Short exercise: Retype the lines from the start of the records through the line containing "bar xyxy=(289,304,345,324)", copying each one exactly and including both ends.

>> Start Recorded information

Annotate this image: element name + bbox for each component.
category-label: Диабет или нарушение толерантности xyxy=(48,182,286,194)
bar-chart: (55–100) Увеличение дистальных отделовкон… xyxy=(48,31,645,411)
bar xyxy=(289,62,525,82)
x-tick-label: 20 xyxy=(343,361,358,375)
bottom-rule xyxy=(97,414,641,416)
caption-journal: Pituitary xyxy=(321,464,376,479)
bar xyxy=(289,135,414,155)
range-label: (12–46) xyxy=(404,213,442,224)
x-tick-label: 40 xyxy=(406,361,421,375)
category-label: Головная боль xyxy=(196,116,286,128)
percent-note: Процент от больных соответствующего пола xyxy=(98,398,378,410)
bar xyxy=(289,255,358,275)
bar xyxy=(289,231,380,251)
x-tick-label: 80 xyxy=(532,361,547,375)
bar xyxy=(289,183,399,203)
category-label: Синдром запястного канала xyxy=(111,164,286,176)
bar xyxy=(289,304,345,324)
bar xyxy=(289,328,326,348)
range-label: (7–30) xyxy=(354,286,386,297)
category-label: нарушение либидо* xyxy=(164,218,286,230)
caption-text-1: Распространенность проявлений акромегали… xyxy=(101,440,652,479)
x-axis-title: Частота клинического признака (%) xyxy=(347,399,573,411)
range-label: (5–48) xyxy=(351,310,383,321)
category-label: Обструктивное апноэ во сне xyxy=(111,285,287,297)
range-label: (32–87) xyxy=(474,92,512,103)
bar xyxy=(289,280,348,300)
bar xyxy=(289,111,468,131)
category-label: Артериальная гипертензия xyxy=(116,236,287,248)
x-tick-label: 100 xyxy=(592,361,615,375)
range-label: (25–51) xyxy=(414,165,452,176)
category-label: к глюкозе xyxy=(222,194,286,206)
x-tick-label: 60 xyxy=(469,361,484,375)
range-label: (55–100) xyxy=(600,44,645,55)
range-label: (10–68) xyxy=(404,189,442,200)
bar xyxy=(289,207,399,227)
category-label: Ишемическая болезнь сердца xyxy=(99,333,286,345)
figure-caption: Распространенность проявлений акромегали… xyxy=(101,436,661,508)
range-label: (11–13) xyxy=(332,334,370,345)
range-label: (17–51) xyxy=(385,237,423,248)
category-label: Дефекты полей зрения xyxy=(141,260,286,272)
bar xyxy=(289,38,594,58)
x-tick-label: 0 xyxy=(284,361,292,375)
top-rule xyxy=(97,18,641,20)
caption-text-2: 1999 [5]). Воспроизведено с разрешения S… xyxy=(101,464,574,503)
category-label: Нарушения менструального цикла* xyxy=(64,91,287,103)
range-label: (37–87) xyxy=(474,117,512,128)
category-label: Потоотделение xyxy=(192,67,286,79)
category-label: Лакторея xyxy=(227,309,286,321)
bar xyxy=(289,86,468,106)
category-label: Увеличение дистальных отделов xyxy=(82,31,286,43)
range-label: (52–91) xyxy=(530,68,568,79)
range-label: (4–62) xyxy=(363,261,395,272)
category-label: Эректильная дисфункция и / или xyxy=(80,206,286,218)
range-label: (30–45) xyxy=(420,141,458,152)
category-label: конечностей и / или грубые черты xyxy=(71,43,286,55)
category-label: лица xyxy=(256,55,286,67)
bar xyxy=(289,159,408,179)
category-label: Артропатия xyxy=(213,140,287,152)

>> End Recorded information

Final answer:
Annotate this image: element name + bbox for each component.
category-label: Диабет или нарушение толерантности xyxy=(48,182,286,194)
bar-chart: (55–100) Увеличение дистальных отделовкон… xyxy=(48,31,645,411)
bar xyxy=(289,62,525,82)
x-tick-label: 20 xyxy=(343,361,358,375)
bottom-rule xyxy=(97,414,641,416)
caption-journal: Pituitary xyxy=(321,464,376,479)
bar xyxy=(289,135,414,155)
range-label: (12–46) xyxy=(404,213,442,224)
x-tick-label: 40 xyxy=(406,361,421,375)
category-label: Головная боль xyxy=(196,116,286,128)
percent-note: Процент от больных соответствующего пола xyxy=(98,398,378,410)
bar xyxy=(289,255,358,275)
bar xyxy=(289,231,380,251)
x-tick-label: 80 xyxy=(532,361,547,375)
bar xyxy=(289,183,399,203)
category-label: Синдром запястного канала xyxy=(111,164,286,176)
bar xyxy=(289,304,345,324)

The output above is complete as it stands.